+++ Given records +++

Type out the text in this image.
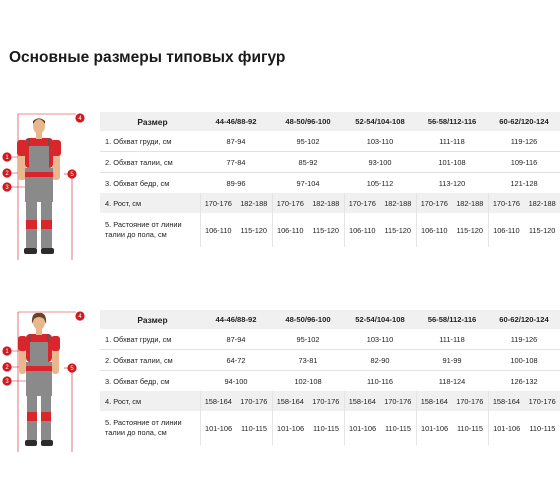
Основные размеры типовых фигур
1
2
3
4
5
Размер	44-46/88-92	48-50/96-100	52-54/104-108	56-58/112-116	60-62/120-124
1. Обхват груди, см	87-94	95-102	103-110	111-118	119-126
2. Обхват талии, см	77-84	85-92	93-100	101-108	109-116
3. Обхват бедр, см	89-96	97-104	105-112	113-120	121-128
4. Рост, см	170-176 182-188	170-176 182-188	170-176 182-188	170-176 182-188	170-176 182-188

5. Растояние от линии талии до пола, см	106-110 115-120	106-110 115-120	106-110 115-120	106-110 115-120	106-110 115-120
1
2
3
4
5
Размер	44-46/88-92	48-50/96-100	52-54/104-108	56-58/112-116	60-62/120-124
1. Обхват груди, см	87-94	95-102	103-110	111-118	119-126
2. Обхват талии, см	64-72	73-81	82-90	91-99	100-108
3. Обхват бедр, см	94-100	102-108	110-116	118-124	126-132
4. Рост, см	158-164 170-176	158-164 170-176	158-164 170-176	158-164 170-176	158-164 170-176

5. Растояние от линии талии до пола, см	101-106 110-115	101-106 110-115	101-106 110-115	101-106 110-115	101-106 110-115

+++

Required work → Leave out the pictures and copy every record above exactly.

Answer for this exercise →
Type out the text in this image.
Основные размеры типовых фигур
1
2
3
4
5
Размер	44-46/88-92	48-50/96-100	52-54/104-108	56-58/112-116	60-62/120-124
1. Обхват груди, см	87-94	95-102	103-110	111-118	119-126
2. Обхват талии, см	77-84	85-92	93-100	101-108	109-116
3. Обхват бедр, см	89-96	97-104	105-112	113-120	121-128
4. Рост, см	170-176 182-188	170-176 182-188	170-176 182-188	170-176 182-188	170-176 182-188

5. Растояние от линии талии до пола, см	106-110 115-120	106-110 115-120	106-110 115-120	106-110 115-120	106-110 115-120
1
2
3
4
5
Размер	44-46/88-92	48-50/96-100	52-54/104-108	56-58/112-116	60-62/120-124
1. Обхват груди, см	87-94	95-102	103-110	111-118	119-126
2. Обхват талии, см	64-72	73-81	82-90	91-99	100-108
3. Обхват бедр, см	94-100	102-108	110-116	118-124	126-132
4. Рост, см	158-164 170-176	158-164 170-176	158-164 170-176	158-164 170-176	158-164 170-176

5. Растояние от линии талии до пола, см	101-106 110-115	101-106 110-115	101-106 110-115	101-106 110-115	101-106 110-115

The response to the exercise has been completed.